Requirements
Take the data that follows and retype it word for word.

Entries provided
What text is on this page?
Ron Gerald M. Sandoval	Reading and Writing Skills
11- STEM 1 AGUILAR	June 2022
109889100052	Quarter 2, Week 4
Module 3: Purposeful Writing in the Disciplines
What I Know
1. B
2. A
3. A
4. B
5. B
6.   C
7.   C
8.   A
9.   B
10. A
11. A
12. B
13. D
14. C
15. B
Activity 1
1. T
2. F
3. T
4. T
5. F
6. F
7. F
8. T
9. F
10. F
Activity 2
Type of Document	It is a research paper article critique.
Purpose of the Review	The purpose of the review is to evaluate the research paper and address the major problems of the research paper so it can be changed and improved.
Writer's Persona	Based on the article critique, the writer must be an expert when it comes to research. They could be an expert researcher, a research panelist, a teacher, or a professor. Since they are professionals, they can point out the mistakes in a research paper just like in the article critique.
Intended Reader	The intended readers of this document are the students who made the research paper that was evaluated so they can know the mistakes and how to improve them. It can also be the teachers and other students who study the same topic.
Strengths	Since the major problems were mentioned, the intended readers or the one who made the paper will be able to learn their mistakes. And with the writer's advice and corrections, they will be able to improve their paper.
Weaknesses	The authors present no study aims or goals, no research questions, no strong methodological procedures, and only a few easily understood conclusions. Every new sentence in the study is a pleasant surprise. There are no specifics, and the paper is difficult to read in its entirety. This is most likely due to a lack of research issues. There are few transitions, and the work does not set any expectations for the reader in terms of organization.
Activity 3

Answer to this problem
What text is on this page?
Ron Gerald M. Sandoval	Reading and Writing Skills
11- STEM 1 AGUILAR	June 2022
109889100052	Quarter 2, Week 4
Module 3: Purposeful Writing in the Disciplines
What I Know
1. B
2. A
3. A
4. B
5. B
6.   C
7.   C
8.   A
9.   B
10. A
11. A
12. B
13. D
14. C
15. B
Activity 1
1. T
2. F
3. T
4. T
5. F
6. F
7. F
8. T
9. F
10. F
Activity 2
Type of Document	It is a research paper article critique.
Purpose of the Review	The purpose of the review is to evaluate the research paper and address the major problems of the research paper so it can be changed and improved.
Writer's Persona	Based on the article critique, the writer must be an expert when it comes to research. They could be an expert researcher, a research panelist, a teacher, or a professor. Since they are professionals, they can point out the mistakes in a research paper just like in the article critique.
Intended Reader	The intended readers of this document are the students who made the research paper that was evaluated so they can know the mistakes and how to improve them. It can also be the teachers and other students who study the same topic.
Strengths	Since the major problems were mentioned, the intended readers or the one who made the paper will be able to learn their mistakes. And with the writer's advice and corrections, they will be able to improve their paper.
Weaknesses	The authors present no study aims or goals, no research questions, no strong methodological procedures, and only a few easily understood conclusions. Every new sentence in the study is a pleasant surprise. There are no specifics, and the paper is difficult to read in its entirety. This is most likely due to a lack of research issues. There are few transitions, and the work does not set any expectations for the reader in terms of organization.
Activity 3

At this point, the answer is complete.